[Reading passage — start]

Cellular mechanisms by which tumor necrosis factor-α produces disruption of the blood-brain barrier

The first goal of the present study was to determine the effect of tumor necrosis factor-α (TNF-α) on the permeability of the blood-brain barrier in vivo. The second goal of this study was to investigate cellular pathways responsible for changes in permeability of the blood-brain barrier in response to TNF-α. We examined the pial microcirculation in rats using intravital fluorescence microscopy. Permeability of the blood-brain barrier was quantitated by calculating the clearance of fluorescent-labeled dextran (mol. wt = 10,000; FITC-dextran-10K) during superfusion with vehicle, tumor necrosis factor (TNF-α; 10 ng/ml), TNF-α in the presence of an inhibitor of soluble guanylate cyclase (ODQ; 1.0 μM), and TNF-α in the presence of an inhibitor of protein tyrosine kinase (genistein; 10 μM). During superfusion with vehicle, clearance of FITC-dextran-10K from pial vessels remained relatively constant during the experimental period. In contrast, superfusion with TNF-α markedly increased clearance of FITC-dextran-10K from the cerebral microcirculation. Topical application of ODQ and genistein, significantly inhibited increases in permeability of the blood-brain barrier to FITC-dextran-10K during application of TNF-α. Thus, TNF-α increases the permeability of the blood-brain barrier to a moderately sized molecule via a mechanism which appears to involve activation of soluble guanylate cyclase and protein tyrosine kinase. In light of evidence suggesting that TNF-α production is increased during cerebrovascular trauma, we suggest that the findings of this study may contribute to our understanding of the pathogenesis of disruption of the blood-brain barrier during brain trauma and inflammation.

[Reading passage — finish]
[Material provided — start]

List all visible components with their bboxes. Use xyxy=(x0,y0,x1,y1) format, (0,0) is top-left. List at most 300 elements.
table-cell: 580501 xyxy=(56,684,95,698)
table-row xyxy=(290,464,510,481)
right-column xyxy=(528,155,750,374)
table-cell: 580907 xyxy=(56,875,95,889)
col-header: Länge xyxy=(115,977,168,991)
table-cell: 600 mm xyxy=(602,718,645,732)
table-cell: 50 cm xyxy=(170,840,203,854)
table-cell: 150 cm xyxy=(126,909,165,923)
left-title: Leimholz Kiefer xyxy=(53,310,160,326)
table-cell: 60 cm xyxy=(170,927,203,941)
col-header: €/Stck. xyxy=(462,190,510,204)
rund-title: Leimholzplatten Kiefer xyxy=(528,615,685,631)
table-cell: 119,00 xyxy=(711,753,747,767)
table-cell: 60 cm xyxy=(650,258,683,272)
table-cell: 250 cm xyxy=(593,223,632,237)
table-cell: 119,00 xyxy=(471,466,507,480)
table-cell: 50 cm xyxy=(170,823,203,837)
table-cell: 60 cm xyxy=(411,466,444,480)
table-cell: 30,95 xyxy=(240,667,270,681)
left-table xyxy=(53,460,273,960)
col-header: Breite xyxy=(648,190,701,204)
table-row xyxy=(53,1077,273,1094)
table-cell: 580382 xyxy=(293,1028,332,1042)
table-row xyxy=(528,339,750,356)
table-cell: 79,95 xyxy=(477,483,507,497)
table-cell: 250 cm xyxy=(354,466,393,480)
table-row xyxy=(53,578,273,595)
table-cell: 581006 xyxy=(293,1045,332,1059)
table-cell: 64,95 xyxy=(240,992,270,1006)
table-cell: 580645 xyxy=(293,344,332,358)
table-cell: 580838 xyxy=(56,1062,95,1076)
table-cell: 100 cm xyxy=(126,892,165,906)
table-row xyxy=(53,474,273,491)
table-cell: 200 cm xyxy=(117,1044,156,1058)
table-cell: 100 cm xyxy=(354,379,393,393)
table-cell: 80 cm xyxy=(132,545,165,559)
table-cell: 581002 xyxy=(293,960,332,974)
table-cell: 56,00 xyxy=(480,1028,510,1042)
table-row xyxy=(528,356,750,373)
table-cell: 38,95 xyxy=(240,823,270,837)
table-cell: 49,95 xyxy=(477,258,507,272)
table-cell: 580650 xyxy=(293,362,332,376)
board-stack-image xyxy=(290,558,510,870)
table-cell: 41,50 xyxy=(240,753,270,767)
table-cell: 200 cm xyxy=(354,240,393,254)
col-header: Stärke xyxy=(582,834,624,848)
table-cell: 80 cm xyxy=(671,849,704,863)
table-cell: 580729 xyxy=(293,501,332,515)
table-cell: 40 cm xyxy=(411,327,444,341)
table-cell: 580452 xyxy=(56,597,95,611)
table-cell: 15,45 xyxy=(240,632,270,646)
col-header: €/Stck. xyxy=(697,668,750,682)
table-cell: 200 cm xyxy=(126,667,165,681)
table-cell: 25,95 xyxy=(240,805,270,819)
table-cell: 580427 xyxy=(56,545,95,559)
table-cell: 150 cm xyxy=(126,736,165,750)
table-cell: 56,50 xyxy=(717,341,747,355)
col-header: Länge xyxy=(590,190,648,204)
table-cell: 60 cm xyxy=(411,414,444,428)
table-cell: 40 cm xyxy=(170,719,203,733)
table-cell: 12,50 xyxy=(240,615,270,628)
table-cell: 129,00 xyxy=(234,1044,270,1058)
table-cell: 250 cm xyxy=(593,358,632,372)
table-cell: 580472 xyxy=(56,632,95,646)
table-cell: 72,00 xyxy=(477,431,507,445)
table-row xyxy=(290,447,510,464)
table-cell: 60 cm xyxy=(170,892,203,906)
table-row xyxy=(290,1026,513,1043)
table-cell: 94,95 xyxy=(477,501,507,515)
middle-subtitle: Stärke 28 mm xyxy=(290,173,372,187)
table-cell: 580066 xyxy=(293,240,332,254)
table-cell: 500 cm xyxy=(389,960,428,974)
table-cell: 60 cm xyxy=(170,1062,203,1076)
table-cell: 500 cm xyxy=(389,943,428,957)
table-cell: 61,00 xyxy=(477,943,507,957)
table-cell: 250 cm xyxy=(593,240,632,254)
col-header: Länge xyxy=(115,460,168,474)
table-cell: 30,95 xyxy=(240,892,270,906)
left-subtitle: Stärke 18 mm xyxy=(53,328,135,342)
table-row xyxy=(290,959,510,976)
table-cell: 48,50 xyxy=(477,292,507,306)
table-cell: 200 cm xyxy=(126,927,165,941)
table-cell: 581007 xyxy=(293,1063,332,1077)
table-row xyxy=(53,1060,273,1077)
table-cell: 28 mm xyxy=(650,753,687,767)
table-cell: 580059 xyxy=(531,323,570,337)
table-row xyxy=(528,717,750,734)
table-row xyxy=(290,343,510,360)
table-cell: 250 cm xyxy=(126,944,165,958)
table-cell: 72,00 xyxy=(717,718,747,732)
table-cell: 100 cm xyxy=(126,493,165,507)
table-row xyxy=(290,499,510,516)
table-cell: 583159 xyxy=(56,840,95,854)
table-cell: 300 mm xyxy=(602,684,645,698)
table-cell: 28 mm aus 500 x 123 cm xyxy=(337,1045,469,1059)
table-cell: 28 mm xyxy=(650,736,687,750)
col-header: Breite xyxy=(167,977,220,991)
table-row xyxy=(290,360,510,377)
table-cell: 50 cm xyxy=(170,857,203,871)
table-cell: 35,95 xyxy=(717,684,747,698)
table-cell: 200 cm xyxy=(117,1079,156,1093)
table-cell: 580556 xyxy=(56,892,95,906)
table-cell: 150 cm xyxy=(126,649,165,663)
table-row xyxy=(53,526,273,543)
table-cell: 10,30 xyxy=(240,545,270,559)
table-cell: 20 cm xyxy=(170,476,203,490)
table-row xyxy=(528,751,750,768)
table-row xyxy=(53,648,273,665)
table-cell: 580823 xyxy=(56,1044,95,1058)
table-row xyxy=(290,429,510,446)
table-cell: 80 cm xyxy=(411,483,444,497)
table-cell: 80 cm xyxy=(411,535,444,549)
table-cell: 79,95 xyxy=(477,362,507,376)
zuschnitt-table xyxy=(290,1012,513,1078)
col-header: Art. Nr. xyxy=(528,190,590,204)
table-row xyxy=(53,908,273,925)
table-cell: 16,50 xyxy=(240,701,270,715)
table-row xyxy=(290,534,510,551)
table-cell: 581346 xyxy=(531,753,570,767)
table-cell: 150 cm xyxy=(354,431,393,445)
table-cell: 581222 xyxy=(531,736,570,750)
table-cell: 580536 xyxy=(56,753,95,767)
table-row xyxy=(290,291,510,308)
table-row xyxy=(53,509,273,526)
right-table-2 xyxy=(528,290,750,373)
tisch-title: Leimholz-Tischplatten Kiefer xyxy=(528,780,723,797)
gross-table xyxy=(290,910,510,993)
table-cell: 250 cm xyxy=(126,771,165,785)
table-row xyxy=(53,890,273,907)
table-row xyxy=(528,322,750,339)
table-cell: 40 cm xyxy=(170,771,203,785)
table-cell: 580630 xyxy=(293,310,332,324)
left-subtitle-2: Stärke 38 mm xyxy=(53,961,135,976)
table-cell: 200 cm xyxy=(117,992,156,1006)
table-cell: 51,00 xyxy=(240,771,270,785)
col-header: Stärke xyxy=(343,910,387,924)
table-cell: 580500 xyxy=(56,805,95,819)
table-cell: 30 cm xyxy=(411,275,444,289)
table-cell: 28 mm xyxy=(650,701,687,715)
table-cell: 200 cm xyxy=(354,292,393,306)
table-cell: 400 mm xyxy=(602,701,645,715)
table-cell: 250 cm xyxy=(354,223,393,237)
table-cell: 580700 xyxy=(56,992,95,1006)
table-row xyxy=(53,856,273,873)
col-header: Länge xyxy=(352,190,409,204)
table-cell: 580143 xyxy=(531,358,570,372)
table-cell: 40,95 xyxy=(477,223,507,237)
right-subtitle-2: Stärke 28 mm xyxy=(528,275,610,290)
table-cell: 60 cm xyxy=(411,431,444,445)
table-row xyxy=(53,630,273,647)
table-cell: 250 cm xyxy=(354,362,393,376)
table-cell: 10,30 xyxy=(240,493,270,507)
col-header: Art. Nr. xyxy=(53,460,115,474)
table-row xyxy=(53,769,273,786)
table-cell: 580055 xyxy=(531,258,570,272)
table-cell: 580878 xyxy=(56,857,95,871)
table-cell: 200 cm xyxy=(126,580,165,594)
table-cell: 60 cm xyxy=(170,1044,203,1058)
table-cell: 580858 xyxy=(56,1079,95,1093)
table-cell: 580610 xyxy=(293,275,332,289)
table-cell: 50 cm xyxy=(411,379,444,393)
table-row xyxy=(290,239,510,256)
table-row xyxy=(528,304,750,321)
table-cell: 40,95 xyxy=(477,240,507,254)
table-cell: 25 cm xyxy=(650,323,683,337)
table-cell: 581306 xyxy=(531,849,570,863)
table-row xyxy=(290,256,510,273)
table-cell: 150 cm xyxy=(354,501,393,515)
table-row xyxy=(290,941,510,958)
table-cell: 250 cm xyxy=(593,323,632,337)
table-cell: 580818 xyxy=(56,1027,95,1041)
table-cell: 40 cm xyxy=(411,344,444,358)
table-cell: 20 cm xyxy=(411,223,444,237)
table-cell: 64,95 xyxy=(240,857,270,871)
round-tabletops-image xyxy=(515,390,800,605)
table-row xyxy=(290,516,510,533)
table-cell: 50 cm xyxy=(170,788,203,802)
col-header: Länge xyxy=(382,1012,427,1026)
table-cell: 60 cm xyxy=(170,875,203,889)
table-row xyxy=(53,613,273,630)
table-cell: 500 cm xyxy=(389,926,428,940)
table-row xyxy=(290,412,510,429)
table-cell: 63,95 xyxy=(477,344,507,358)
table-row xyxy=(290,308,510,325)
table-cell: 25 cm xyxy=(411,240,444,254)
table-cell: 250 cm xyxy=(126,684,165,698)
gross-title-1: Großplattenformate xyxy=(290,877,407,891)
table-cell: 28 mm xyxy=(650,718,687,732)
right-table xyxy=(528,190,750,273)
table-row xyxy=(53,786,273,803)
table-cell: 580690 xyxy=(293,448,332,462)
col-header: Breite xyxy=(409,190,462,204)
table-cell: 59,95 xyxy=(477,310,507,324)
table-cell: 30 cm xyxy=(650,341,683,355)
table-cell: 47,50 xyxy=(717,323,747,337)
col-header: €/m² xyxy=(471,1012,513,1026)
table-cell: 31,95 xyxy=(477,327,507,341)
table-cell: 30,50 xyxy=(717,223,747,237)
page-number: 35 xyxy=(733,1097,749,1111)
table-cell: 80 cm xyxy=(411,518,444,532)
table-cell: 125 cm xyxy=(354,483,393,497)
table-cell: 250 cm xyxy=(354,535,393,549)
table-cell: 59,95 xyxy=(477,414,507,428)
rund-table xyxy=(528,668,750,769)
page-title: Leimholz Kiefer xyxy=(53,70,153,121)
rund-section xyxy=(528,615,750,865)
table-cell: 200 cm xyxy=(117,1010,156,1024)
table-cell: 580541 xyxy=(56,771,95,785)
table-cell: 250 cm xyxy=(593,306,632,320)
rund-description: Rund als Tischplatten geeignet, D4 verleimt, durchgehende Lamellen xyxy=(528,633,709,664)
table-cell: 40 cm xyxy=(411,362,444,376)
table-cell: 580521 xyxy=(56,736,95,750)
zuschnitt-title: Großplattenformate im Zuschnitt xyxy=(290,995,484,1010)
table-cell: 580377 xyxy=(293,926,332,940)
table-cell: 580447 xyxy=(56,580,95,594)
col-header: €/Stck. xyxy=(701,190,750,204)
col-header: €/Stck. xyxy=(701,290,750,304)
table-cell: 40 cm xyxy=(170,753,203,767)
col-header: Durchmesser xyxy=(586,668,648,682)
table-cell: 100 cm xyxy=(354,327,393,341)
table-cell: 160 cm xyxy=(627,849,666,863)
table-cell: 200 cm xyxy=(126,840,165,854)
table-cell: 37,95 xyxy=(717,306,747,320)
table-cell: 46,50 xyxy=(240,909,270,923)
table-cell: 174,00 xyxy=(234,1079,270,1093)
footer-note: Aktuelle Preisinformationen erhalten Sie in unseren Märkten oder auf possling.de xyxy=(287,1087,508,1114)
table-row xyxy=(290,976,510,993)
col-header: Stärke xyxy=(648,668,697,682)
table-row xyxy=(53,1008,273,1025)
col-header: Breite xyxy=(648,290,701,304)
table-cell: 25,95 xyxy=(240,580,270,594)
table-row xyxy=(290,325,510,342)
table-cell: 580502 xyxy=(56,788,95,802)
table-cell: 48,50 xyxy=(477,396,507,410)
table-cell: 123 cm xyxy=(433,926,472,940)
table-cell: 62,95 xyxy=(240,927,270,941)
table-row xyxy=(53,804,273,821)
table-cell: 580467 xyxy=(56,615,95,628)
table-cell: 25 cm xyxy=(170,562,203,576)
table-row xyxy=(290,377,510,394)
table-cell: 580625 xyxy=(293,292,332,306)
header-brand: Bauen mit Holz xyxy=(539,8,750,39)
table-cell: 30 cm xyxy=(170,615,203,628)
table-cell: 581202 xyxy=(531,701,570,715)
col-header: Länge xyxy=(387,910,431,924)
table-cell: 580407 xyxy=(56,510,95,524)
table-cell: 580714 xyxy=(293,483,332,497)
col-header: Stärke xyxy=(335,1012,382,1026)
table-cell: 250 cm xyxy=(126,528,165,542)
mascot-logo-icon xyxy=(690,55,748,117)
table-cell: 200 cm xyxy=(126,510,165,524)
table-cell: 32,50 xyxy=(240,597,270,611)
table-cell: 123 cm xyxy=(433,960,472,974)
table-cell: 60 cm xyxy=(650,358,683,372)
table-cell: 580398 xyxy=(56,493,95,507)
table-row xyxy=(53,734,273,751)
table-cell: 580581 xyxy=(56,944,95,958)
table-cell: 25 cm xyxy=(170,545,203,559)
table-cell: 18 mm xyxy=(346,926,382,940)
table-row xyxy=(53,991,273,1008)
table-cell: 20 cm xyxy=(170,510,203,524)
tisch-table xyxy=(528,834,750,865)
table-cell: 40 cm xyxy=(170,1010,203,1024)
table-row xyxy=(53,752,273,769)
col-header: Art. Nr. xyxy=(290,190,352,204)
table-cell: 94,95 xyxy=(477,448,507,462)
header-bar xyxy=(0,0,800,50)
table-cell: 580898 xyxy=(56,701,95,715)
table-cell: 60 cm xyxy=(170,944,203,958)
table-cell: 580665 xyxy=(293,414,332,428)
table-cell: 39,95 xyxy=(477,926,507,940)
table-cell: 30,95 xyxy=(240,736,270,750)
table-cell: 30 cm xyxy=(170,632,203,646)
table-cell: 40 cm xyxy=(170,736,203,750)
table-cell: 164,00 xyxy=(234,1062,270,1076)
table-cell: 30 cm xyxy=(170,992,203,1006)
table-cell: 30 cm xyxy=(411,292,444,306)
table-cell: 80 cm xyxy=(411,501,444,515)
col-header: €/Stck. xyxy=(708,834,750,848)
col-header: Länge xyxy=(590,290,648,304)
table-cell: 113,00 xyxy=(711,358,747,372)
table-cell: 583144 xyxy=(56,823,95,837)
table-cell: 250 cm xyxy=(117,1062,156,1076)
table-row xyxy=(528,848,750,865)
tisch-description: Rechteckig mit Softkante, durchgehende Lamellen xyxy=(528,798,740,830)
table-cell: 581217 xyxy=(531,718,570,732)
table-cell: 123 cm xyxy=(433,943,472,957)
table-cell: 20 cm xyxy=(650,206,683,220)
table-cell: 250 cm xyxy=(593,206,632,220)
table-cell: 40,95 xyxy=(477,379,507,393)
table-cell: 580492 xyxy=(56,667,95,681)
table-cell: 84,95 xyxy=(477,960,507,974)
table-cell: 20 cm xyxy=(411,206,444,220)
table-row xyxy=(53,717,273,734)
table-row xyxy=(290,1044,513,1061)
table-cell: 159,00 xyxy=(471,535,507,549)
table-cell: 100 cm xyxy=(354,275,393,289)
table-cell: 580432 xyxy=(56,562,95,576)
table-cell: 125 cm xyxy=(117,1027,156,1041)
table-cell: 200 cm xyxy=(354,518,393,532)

[Material provided — finish]

• Try it: Condense the paragraph beginning "The first goal of the present study" in the text on tumor necrosis factor-α and the blood-brain barrier into a bulleted list that keeps its main facts.

• Your response:
- Goals: to determine how TNF-α affects blood-brain barrier permeability in vivo and to identify the cellular pathways behind the change.
- Method: the pial microcirculation of rats was observed with intravital fluorescence microscopy. Permeability was measured as the clearance of FITC-dextran-10K (mol. wt = 10,000).
- Superfusion conditions: vehicle; TNF-α (10 ng/ml); TNF-α with the soluble guanylate cyclase inhibitor ODQ (1.0 μM); and TNF-α with the protein tyrosine kinase inhibitor genistein (10 μM).
- Results: clearance stayed relatively constant with vehicle but rose markedly with TNF-α. ODQ and genistein each significantly inhibited the TNF-α-induced increase.
- Conclusion: TNF-α increases blood-brain barrier permeability to a moderately sized molecule by a mechanism that appears to involve soluble guanylate cyclase and protein tyrosine kinase.
- Significance: because TNF-α production appears to rise during cerebrovascular trauma, the findings may help explain how the barrier is disrupted during brain trauma and inflammation.